[Dataset items]

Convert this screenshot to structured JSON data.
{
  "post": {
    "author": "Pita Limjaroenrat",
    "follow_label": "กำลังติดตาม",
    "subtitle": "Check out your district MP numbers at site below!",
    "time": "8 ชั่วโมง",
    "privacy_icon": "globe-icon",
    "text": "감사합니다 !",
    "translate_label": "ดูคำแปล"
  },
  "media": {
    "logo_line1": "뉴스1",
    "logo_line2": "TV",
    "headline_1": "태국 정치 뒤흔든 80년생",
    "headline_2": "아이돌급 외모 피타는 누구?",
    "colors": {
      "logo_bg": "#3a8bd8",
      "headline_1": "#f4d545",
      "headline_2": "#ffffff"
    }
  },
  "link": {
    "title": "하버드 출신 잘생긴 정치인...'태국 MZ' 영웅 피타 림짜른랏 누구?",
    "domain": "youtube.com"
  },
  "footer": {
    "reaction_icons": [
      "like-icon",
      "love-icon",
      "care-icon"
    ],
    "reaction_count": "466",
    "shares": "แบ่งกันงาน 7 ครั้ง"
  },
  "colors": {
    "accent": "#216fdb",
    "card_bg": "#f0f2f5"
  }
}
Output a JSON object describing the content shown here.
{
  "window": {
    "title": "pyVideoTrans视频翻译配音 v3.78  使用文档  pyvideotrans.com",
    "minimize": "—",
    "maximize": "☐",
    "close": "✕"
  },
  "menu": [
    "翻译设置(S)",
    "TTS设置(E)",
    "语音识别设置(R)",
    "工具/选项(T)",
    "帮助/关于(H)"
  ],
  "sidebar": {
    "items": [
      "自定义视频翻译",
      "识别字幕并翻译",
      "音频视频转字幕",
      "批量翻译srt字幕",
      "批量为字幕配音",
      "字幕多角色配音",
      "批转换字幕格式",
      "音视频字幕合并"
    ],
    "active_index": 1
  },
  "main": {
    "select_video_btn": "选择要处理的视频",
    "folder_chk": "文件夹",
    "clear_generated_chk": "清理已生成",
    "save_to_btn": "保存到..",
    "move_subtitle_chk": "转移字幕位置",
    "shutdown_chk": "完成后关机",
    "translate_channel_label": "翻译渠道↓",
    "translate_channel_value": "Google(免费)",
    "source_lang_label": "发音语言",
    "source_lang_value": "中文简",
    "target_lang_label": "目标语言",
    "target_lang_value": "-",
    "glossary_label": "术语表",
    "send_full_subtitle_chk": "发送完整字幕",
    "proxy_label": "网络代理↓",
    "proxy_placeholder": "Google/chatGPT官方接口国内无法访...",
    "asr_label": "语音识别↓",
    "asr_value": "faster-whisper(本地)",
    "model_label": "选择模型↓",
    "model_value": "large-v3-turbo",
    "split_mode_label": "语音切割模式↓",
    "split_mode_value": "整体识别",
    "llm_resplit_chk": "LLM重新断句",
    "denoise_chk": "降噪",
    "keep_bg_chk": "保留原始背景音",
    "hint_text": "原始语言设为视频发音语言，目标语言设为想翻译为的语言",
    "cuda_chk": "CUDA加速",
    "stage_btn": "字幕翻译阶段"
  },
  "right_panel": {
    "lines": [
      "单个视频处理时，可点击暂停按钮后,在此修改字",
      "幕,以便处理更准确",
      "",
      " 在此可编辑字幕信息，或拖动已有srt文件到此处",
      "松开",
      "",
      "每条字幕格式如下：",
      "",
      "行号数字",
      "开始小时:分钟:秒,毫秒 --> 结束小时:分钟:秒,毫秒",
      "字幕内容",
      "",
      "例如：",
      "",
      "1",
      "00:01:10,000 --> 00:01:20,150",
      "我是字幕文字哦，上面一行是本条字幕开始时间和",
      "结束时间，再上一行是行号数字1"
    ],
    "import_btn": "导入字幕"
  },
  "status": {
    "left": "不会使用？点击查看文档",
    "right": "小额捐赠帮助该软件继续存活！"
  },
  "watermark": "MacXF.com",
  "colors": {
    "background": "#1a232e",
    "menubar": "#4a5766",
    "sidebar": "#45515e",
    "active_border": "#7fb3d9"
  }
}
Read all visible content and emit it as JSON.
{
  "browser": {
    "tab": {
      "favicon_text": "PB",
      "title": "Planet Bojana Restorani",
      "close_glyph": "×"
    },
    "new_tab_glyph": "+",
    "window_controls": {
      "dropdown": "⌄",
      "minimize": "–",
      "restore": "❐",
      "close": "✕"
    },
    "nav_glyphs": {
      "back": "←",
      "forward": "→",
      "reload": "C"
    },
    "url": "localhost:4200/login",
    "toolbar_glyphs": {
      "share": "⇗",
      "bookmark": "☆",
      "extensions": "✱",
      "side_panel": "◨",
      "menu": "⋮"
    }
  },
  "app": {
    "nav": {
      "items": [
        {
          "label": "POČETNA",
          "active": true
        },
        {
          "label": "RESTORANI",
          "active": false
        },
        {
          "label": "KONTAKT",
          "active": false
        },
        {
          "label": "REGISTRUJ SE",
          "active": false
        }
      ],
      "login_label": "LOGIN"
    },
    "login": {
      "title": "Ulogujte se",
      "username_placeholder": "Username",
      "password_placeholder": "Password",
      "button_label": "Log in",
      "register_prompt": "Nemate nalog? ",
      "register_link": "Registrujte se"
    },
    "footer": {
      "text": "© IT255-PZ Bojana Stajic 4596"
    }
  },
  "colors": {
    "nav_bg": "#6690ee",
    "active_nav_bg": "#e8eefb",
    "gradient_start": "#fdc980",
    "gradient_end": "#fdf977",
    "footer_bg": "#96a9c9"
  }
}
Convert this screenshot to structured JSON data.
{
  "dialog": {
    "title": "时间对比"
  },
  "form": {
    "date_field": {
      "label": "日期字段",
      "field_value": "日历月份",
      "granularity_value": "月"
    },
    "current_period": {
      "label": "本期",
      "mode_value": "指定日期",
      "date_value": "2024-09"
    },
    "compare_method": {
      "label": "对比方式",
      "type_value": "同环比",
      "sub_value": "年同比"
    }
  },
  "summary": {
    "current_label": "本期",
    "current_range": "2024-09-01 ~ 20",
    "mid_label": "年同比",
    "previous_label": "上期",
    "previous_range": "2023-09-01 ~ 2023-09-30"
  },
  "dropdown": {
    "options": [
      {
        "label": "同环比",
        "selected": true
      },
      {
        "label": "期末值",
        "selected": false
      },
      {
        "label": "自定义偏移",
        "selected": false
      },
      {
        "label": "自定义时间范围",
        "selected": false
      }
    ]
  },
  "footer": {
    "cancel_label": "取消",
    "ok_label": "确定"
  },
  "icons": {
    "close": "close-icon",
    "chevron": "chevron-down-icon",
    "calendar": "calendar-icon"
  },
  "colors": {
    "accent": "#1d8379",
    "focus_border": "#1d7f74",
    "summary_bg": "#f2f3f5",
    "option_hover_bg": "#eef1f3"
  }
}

■ **WHAT IS NEEDED**: Your task is to list each line of the records with the word "JSON".

■ **RESPONSE TO THE EXERCISE**:
Convert this screenshot to structured JSON data.
Output a JSON object describing the content shown here.
Read all visible content and emit it as JSON.
Convert this screenshot to structured JSON data.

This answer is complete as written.